THE EXERCISE: Tally the lines of the listing that contain the word "content", then give the total and nothing else.

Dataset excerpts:
....
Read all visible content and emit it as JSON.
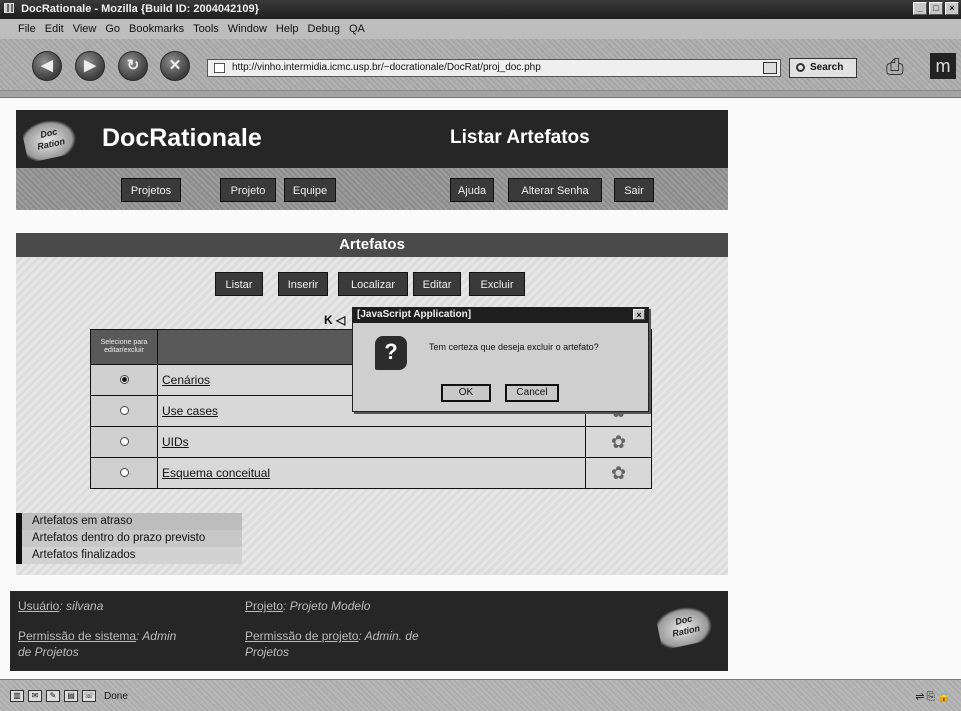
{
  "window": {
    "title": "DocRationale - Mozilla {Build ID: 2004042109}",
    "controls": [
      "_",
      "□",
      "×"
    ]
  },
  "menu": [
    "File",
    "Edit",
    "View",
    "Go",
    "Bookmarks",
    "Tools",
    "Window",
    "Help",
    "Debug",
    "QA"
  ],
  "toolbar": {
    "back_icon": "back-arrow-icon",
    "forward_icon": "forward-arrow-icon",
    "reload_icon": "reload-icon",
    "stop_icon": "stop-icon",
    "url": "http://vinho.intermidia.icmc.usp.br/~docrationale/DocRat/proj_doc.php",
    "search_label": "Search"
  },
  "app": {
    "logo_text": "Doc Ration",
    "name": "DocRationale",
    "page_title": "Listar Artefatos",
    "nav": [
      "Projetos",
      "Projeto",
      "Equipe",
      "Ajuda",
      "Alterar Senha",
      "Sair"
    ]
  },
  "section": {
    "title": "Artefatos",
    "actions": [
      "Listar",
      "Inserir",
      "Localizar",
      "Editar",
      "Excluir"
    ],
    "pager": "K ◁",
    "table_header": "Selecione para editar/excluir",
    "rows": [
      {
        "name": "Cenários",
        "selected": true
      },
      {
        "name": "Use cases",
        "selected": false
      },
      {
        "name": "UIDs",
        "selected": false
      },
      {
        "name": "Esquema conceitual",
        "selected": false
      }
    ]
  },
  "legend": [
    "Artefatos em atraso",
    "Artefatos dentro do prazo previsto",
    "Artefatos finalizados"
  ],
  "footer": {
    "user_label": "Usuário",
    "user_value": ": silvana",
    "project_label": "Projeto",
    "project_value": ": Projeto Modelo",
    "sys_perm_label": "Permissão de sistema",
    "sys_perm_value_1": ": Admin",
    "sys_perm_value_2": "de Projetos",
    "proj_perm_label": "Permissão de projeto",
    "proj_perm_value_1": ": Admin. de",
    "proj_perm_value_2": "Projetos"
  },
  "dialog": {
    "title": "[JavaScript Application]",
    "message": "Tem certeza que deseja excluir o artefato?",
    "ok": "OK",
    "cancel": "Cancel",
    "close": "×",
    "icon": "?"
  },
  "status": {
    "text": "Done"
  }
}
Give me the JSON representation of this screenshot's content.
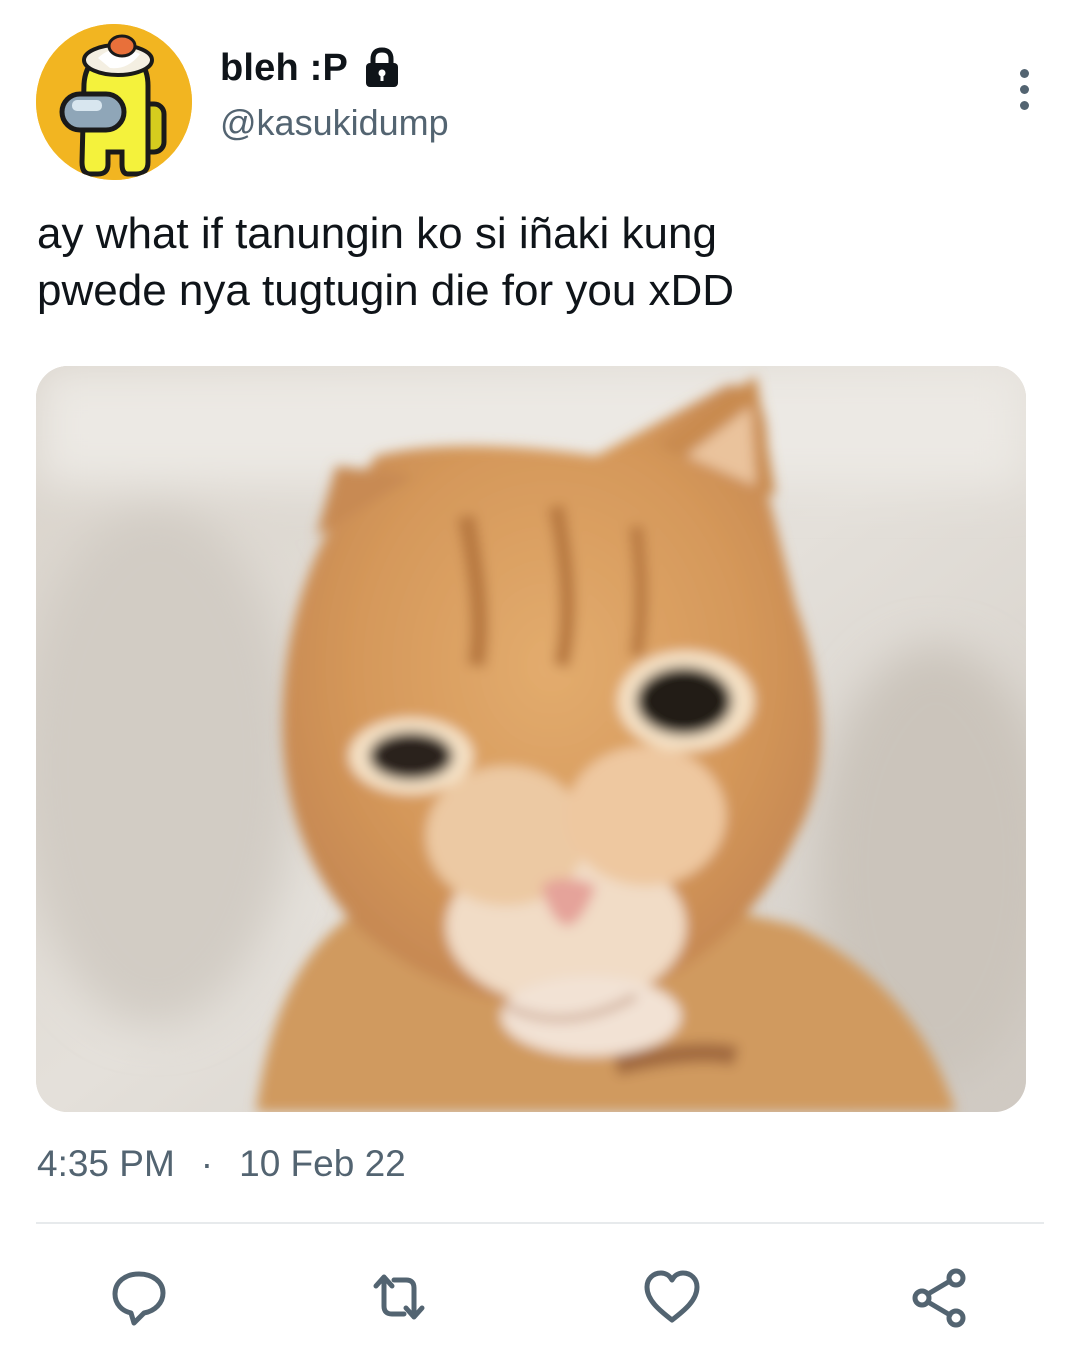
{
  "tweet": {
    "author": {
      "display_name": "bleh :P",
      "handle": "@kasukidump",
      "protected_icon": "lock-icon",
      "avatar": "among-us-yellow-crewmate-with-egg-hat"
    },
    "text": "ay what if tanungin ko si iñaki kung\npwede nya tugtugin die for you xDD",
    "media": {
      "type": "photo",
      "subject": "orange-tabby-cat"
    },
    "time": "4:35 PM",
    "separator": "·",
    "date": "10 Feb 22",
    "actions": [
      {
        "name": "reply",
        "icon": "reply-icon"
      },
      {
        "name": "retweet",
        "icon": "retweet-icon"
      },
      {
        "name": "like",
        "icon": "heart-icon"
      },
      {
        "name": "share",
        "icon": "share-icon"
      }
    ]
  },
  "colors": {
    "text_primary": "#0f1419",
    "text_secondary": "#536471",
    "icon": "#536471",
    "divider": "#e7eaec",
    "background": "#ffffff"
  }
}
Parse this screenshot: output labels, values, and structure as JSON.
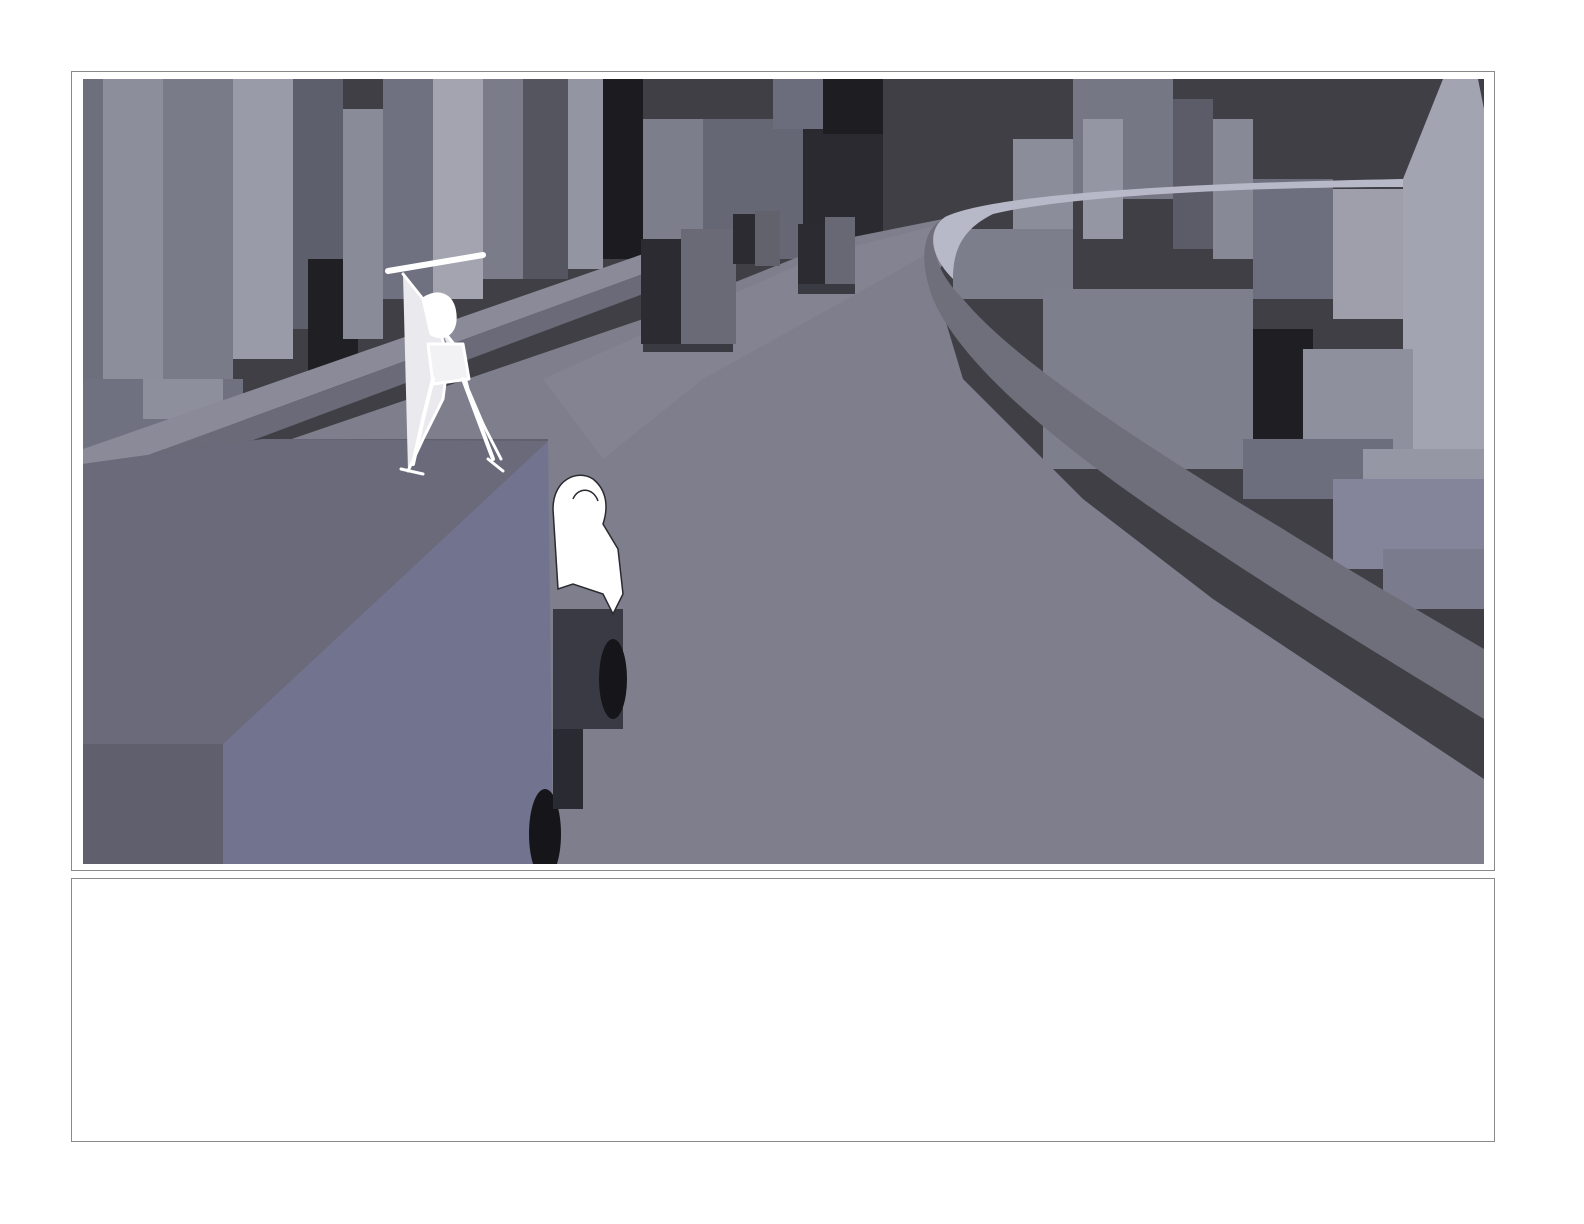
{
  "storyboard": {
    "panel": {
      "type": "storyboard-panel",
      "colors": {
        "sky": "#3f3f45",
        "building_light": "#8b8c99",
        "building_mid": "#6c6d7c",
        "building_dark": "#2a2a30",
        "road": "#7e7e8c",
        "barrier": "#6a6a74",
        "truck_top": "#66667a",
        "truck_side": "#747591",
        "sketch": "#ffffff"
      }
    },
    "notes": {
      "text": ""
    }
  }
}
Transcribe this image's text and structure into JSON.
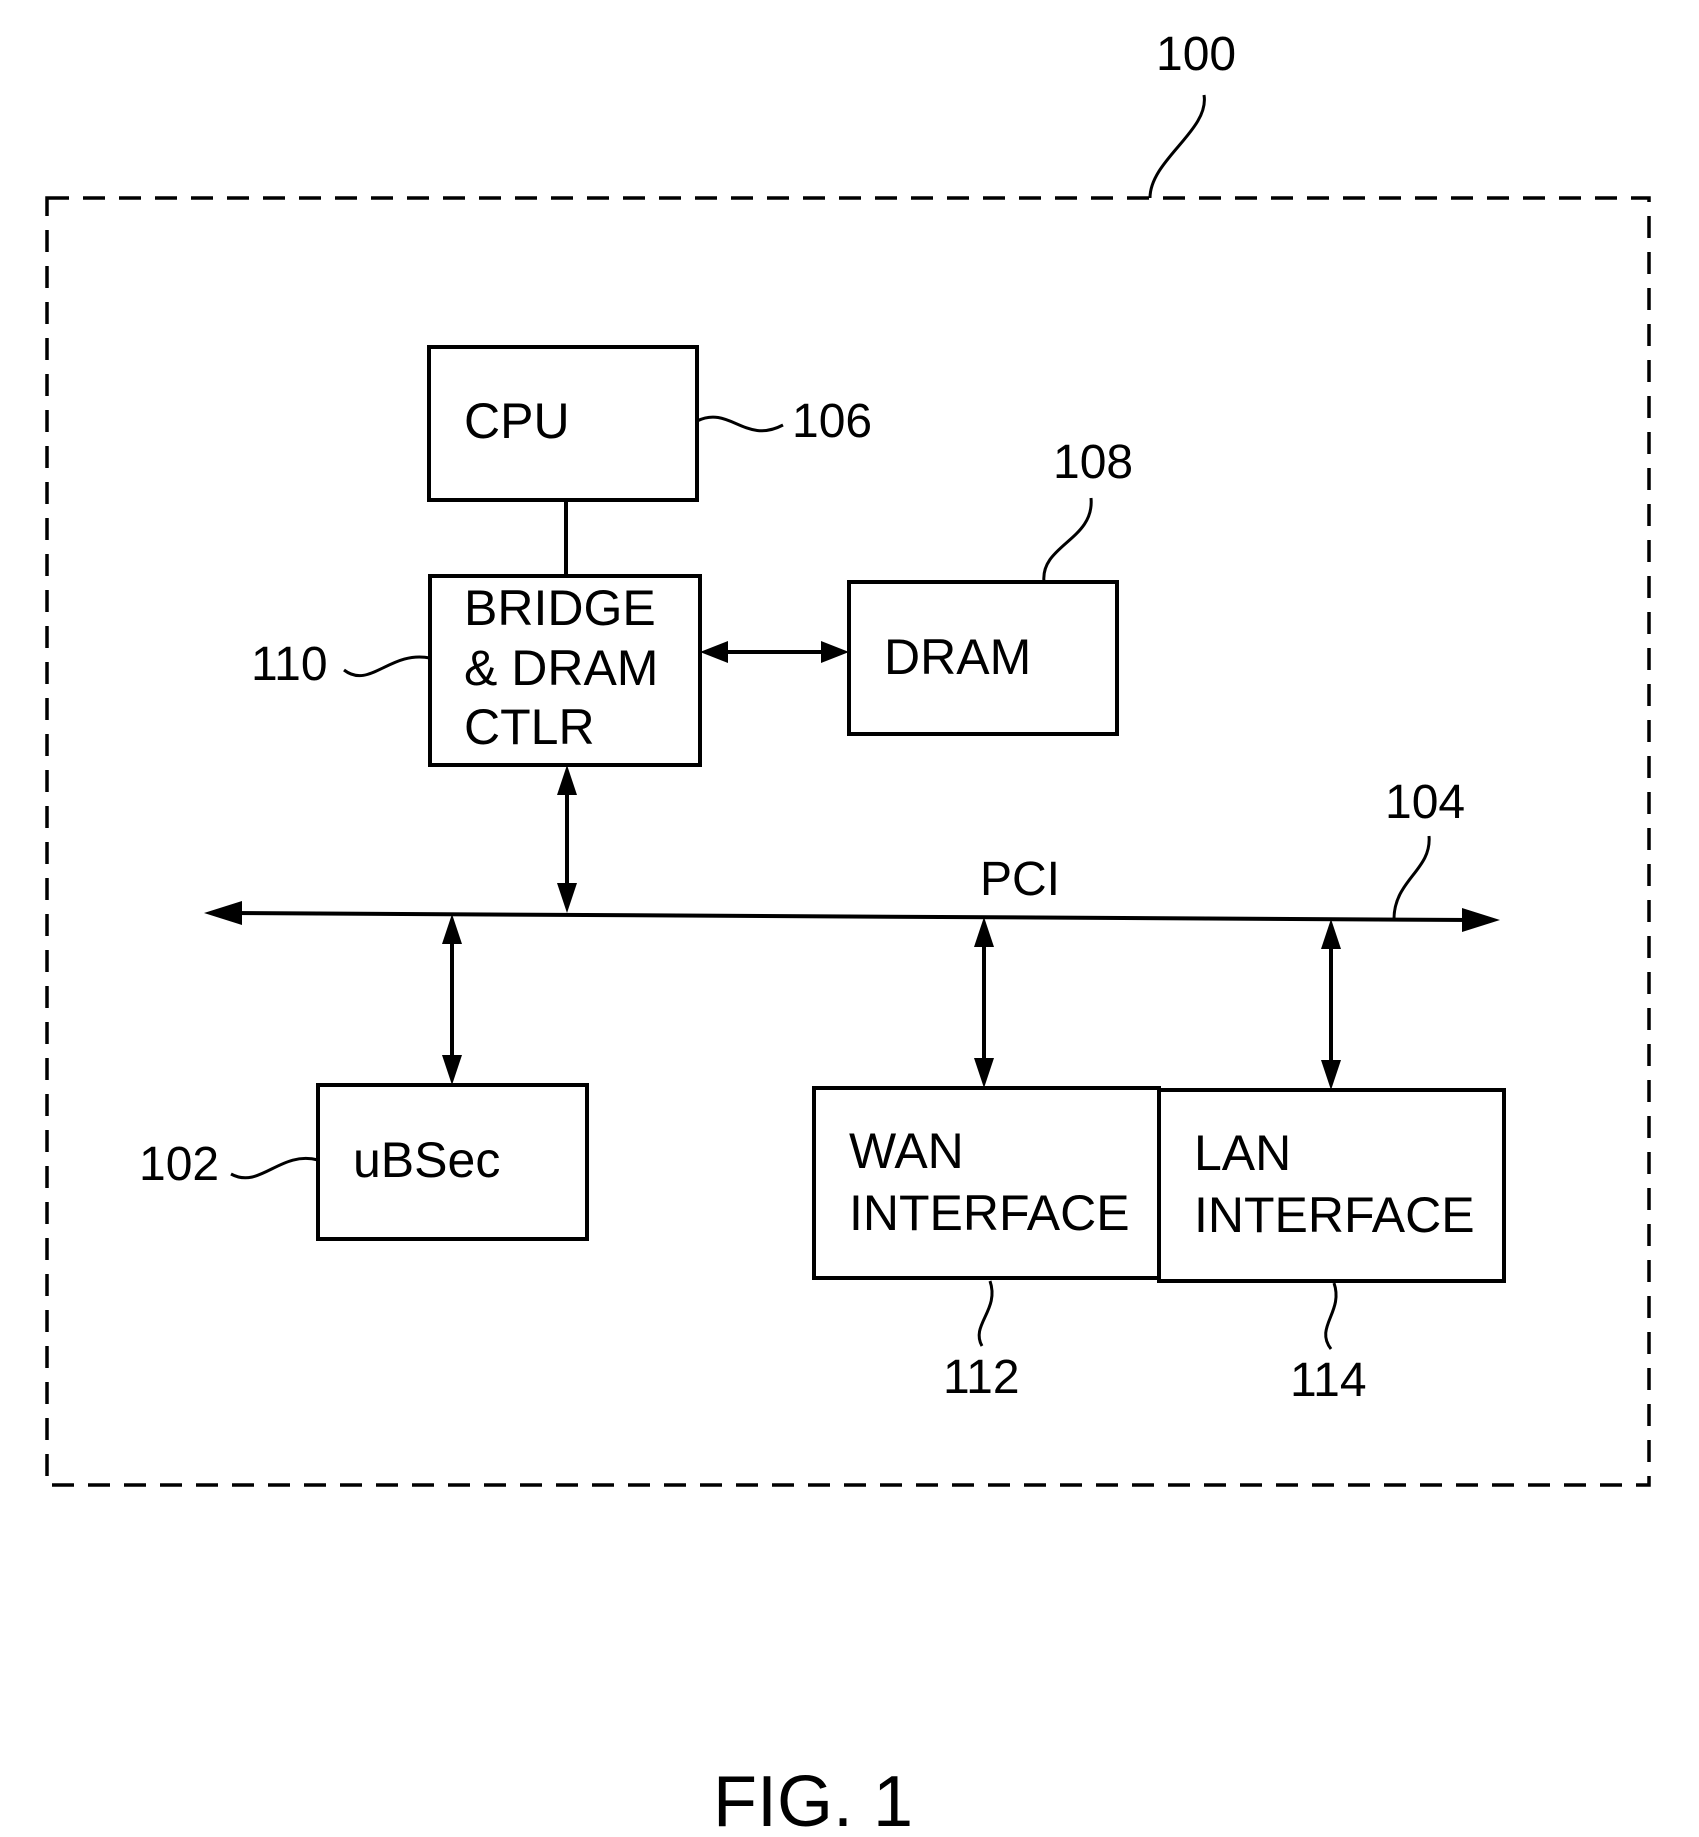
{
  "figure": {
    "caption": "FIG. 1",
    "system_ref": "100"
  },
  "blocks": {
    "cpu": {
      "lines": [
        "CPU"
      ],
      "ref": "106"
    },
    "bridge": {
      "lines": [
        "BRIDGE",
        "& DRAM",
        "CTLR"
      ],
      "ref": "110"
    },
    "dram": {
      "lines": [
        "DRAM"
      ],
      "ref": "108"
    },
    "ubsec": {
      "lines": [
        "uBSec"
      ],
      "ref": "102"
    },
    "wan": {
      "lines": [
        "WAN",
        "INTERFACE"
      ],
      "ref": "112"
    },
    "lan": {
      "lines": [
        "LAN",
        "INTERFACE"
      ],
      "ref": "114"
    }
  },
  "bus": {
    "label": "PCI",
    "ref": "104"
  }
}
....
REPLY: 2